#### TASK STATEMENT:
The word "bold" marks the lines to keep; find each one in the data and copy it.

#### MATERIALS PROVIDED:

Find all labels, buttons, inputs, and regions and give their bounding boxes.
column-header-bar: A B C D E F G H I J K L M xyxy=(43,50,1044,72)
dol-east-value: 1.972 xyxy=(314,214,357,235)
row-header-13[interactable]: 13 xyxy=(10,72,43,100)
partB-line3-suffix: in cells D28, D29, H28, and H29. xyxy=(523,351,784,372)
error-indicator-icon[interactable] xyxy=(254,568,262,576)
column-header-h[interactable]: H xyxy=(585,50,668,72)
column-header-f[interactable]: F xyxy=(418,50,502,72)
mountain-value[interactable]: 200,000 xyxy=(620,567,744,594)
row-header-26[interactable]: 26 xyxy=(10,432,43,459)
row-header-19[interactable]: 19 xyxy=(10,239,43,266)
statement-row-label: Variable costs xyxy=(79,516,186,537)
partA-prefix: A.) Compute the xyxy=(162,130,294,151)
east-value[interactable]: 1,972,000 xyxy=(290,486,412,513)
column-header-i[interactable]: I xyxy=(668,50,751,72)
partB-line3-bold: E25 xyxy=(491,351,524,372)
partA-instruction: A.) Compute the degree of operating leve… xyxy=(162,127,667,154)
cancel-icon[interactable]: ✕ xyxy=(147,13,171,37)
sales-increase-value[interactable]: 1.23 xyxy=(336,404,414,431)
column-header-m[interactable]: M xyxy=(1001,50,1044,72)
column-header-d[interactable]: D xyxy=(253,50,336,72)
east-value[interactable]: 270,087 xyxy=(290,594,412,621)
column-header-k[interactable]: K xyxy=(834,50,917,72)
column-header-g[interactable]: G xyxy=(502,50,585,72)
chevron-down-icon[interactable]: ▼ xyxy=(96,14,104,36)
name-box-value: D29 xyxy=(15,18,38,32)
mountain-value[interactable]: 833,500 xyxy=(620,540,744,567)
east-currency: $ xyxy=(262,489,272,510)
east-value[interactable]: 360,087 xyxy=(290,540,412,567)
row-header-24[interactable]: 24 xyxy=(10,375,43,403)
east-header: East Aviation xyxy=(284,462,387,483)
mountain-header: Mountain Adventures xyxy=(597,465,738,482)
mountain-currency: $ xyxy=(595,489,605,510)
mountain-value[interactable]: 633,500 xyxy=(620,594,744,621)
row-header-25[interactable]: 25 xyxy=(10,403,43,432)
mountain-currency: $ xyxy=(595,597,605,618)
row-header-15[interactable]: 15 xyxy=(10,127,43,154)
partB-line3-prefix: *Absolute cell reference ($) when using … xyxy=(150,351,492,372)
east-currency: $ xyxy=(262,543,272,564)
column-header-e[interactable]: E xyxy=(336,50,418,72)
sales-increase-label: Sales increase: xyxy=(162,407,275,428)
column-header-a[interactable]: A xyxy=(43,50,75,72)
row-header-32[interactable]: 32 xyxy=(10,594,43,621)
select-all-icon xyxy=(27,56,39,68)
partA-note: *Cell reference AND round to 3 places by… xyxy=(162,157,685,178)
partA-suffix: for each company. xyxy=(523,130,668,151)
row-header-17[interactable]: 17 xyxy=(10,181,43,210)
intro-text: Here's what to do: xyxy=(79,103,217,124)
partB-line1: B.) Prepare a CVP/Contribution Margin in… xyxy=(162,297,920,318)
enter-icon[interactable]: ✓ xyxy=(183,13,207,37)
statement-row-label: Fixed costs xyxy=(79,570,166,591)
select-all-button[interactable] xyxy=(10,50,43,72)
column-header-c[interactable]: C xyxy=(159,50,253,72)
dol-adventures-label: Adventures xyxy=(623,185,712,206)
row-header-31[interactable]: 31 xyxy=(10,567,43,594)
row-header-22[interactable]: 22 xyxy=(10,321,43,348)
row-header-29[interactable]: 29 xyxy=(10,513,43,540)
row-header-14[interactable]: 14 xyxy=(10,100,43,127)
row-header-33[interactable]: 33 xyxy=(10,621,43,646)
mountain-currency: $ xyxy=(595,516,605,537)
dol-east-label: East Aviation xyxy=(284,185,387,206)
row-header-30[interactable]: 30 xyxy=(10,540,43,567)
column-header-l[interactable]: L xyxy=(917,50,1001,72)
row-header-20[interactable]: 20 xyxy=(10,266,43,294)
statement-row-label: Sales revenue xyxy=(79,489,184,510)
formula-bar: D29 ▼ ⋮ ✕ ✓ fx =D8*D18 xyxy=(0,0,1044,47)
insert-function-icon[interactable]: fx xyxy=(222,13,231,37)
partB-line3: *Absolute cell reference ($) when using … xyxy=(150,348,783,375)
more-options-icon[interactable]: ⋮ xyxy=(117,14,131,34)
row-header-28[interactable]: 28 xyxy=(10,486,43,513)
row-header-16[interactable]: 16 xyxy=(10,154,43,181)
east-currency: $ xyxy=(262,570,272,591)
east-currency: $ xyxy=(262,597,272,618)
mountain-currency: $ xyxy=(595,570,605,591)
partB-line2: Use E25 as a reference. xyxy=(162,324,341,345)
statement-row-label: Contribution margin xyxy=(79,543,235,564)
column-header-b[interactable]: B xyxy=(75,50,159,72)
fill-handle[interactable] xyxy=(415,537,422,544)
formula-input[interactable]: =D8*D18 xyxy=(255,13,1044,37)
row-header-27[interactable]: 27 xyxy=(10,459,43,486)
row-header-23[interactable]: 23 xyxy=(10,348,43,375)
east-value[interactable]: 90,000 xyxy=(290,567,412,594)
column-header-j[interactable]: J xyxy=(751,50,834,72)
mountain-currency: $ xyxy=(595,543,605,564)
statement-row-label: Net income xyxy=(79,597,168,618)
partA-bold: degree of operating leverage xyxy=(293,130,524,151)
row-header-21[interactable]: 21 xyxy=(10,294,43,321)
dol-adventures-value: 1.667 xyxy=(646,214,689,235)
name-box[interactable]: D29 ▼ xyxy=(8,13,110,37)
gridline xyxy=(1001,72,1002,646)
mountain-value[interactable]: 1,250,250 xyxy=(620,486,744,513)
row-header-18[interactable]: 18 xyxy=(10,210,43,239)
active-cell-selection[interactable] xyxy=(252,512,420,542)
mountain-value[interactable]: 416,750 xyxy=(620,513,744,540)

#### ANSWER FOR THIS EXERCISE:
partB-line3-bold: E25 xyxy=(491,351,524,372)
partA-bold: degree of operating leverage xyxy=(293,130,524,151)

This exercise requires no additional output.